Your task - Please return each line of the records below that contains the word "should", copying the whole line. Case counts, so skip lines where the word appears only with different capitalization.

Record list -
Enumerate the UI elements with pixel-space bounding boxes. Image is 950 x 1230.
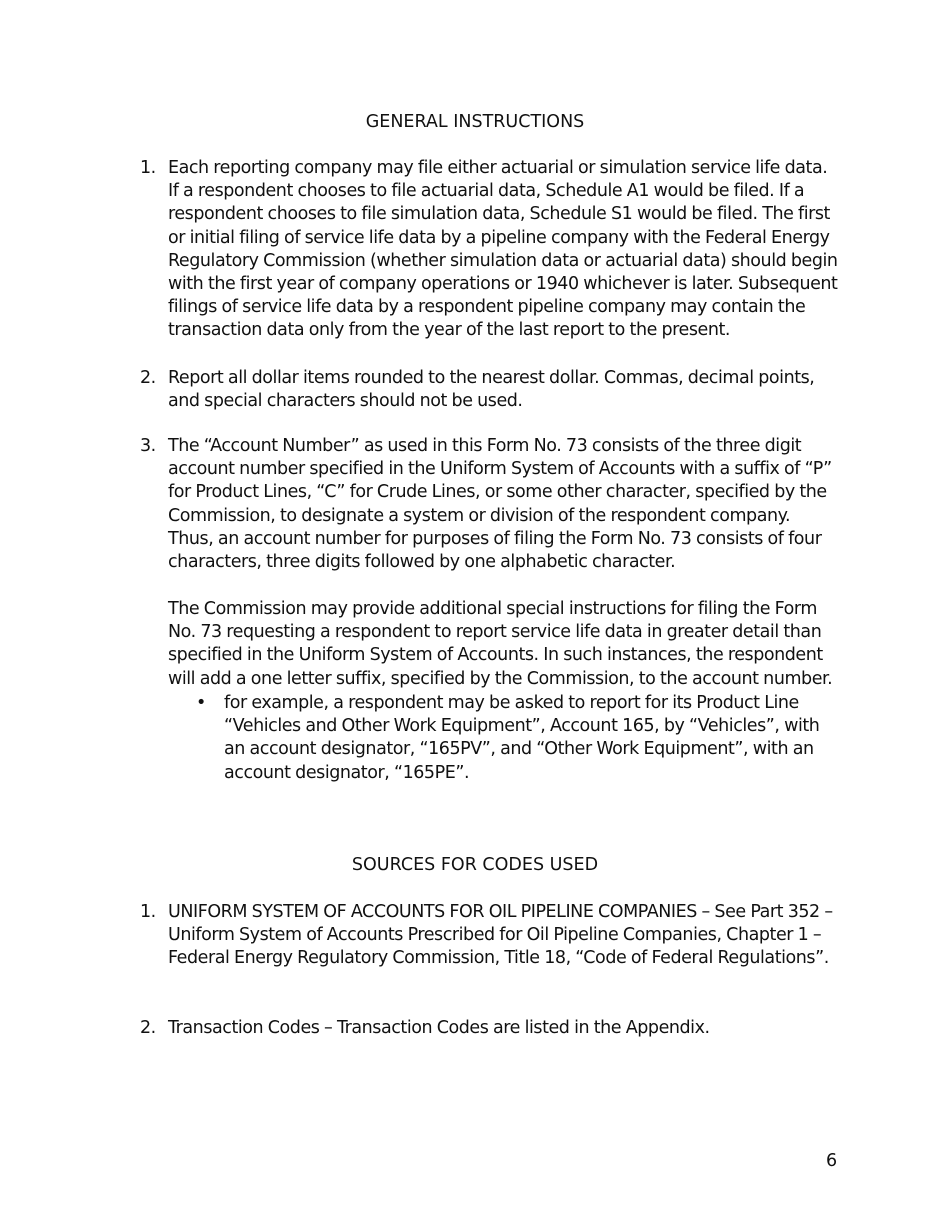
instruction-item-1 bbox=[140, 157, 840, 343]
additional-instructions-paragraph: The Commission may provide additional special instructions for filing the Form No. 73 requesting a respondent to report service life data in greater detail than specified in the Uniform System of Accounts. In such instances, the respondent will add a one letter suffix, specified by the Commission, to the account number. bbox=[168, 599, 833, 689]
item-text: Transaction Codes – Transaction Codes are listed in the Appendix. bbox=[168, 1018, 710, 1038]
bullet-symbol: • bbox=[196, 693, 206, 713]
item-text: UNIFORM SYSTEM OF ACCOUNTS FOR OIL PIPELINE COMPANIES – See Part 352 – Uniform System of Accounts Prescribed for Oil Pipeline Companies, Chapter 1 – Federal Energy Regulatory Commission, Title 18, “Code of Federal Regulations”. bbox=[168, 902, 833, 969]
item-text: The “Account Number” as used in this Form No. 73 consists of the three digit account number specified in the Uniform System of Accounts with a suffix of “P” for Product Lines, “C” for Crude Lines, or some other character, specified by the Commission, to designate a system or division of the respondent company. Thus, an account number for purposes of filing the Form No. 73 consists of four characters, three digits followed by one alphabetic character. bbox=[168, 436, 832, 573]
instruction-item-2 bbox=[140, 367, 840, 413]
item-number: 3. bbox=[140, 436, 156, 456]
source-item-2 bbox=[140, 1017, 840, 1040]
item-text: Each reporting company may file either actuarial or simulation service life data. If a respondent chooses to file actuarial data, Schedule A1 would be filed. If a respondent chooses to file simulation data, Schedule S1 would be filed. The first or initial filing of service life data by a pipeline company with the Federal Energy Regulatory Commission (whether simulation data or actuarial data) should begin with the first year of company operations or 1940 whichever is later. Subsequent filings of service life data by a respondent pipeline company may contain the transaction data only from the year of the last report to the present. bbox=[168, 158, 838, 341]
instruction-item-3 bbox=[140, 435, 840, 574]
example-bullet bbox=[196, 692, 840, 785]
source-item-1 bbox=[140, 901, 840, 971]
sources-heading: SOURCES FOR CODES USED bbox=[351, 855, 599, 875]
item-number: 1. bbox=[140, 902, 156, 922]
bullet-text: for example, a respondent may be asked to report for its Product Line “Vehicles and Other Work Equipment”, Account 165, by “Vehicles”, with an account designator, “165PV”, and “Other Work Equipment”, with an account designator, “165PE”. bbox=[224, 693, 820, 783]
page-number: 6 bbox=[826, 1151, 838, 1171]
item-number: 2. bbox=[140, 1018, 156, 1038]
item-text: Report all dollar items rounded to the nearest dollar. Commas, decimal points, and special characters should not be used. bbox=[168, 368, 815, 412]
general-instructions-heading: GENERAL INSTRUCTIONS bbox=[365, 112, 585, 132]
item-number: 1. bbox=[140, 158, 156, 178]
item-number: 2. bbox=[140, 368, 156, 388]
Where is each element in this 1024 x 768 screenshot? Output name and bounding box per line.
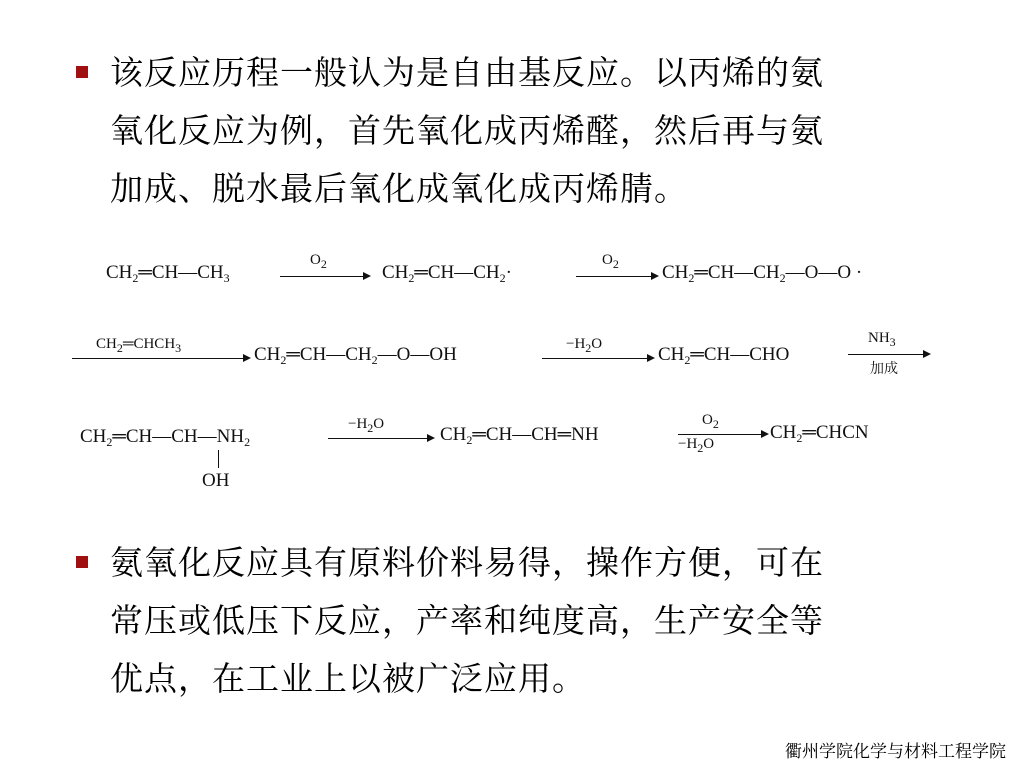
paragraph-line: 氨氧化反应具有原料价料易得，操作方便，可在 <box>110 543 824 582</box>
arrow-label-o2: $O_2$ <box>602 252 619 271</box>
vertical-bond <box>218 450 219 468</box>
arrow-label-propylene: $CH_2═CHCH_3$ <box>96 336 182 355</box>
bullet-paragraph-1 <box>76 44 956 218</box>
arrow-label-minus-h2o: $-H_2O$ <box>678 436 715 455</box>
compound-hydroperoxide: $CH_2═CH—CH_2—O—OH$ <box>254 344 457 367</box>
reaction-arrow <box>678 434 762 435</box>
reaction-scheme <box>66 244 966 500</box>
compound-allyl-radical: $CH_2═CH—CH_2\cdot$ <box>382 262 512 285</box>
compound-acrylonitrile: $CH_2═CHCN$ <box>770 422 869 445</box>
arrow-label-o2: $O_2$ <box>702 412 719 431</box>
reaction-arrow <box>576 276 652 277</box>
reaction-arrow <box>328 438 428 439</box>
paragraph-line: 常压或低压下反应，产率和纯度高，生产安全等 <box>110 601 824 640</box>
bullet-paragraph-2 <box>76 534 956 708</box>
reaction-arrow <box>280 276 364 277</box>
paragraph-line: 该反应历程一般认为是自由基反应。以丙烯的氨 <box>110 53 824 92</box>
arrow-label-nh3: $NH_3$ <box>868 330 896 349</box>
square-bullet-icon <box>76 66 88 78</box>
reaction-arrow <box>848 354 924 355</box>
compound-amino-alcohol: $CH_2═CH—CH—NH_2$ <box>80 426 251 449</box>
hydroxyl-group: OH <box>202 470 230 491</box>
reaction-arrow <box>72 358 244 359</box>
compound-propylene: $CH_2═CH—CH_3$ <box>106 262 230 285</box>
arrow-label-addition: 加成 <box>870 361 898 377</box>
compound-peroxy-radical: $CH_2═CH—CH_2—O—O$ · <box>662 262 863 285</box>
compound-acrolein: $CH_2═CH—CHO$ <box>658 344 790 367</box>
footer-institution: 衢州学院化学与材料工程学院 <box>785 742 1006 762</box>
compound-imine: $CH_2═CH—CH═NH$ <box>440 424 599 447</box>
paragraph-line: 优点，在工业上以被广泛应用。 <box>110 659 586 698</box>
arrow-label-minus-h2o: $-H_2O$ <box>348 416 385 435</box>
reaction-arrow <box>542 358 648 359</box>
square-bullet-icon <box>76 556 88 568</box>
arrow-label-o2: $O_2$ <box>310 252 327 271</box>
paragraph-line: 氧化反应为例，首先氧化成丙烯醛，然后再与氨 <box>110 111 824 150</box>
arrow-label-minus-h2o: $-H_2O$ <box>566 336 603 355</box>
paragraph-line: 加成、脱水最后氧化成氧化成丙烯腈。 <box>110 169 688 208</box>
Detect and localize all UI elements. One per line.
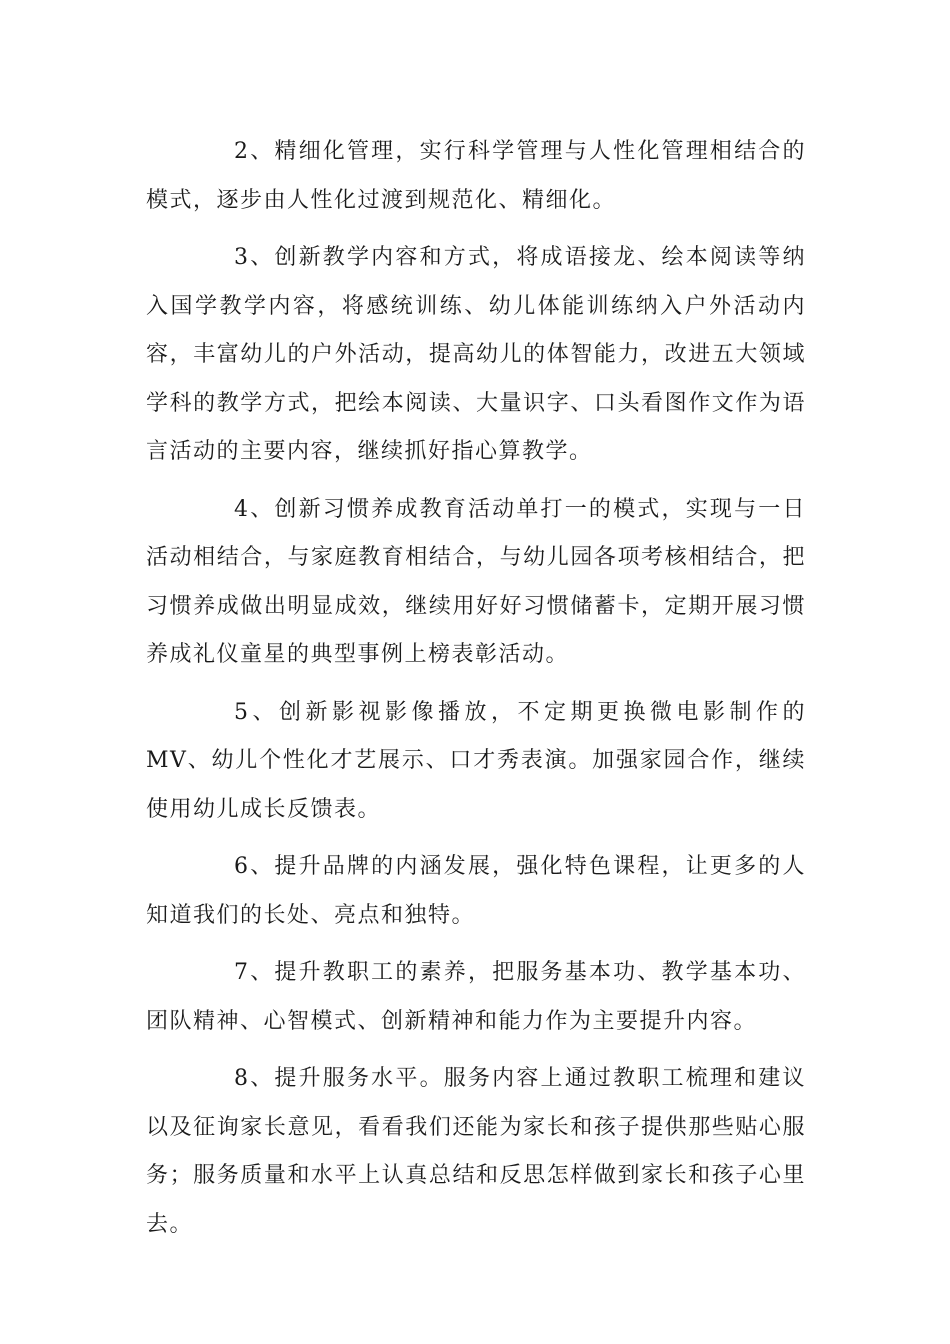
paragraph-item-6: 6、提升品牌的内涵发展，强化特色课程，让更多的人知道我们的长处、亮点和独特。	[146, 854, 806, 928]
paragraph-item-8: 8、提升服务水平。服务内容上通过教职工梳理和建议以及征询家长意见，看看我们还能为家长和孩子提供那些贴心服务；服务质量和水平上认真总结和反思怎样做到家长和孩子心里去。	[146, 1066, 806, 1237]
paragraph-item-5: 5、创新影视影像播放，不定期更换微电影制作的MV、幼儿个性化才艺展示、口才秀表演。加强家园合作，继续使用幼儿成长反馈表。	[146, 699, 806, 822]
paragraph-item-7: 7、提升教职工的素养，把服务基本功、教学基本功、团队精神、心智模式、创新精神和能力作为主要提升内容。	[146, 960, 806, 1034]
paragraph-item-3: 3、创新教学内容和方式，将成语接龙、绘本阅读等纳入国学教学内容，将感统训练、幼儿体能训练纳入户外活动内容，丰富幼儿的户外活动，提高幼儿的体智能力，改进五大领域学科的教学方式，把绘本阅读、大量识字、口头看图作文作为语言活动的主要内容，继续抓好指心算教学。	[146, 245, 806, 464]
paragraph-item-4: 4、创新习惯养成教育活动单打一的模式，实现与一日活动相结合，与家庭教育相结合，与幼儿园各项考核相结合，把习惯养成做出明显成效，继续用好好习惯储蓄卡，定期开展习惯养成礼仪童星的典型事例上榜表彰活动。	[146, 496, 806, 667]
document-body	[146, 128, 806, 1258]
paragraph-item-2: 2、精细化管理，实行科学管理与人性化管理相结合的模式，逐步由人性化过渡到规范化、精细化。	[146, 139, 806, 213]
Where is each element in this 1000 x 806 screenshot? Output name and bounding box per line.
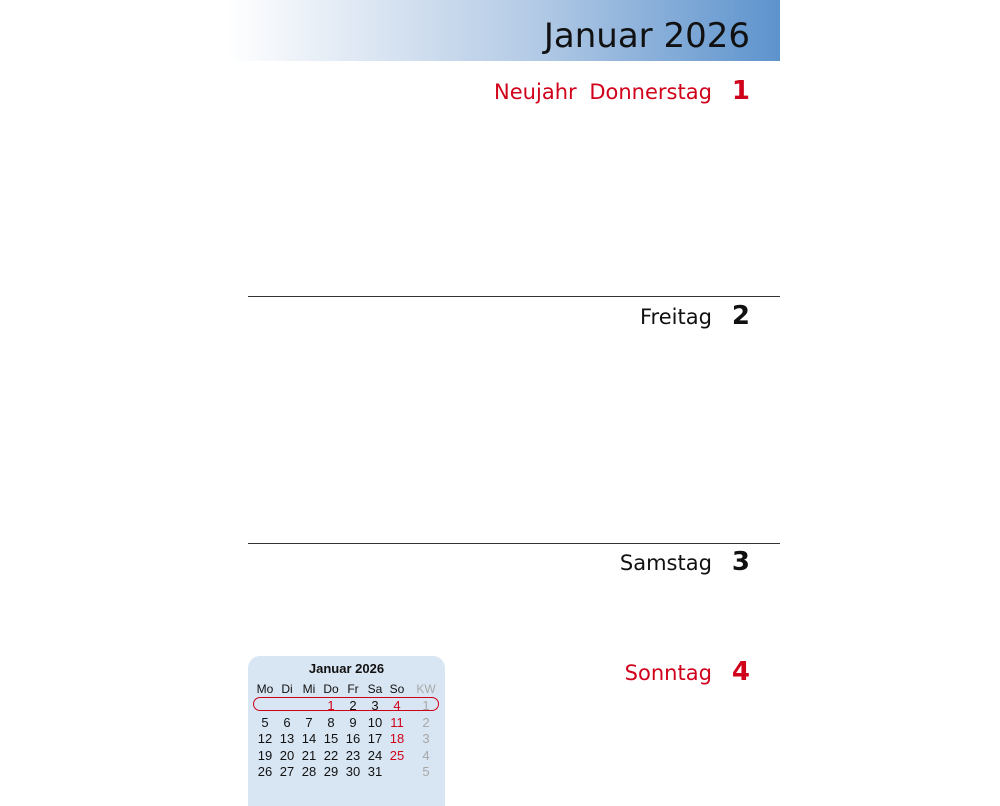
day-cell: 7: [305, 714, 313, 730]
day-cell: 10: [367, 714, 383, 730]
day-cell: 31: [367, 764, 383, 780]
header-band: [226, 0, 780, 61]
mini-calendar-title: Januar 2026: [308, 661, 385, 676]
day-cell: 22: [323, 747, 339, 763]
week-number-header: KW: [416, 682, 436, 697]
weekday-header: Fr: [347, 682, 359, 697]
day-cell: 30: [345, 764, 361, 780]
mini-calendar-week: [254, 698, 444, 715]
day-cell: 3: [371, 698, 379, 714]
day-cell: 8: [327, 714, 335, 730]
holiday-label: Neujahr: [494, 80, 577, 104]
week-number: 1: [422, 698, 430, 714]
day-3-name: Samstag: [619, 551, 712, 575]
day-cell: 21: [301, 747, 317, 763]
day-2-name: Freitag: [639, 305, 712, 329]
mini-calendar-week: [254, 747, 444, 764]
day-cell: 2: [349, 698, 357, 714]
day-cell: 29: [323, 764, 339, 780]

Result -
item-text: Each reporting company may file either actuarial or simulation service life data. If a respondent chooses to file actuarial data, Schedule A1 would be filed. If a respondent chooses to file simulation data, Schedule S1 would be filed. The first or initial filing of service life data by a pipeline company with the Federal Energy Regulatory Commission (whether simulation data or actuarial data) should begin with the first year of company operations or 1940 whichever is later. Subsequent filings of service life data by a respondent pipeline company may contain the transaction data only from the year of the last report to the present. bbox=[168, 158, 838, 341]
item-text: Report all dollar items rounded to the nearest dollar. Commas, decimal points, and special characters should not be used. bbox=[168, 368, 815, 412]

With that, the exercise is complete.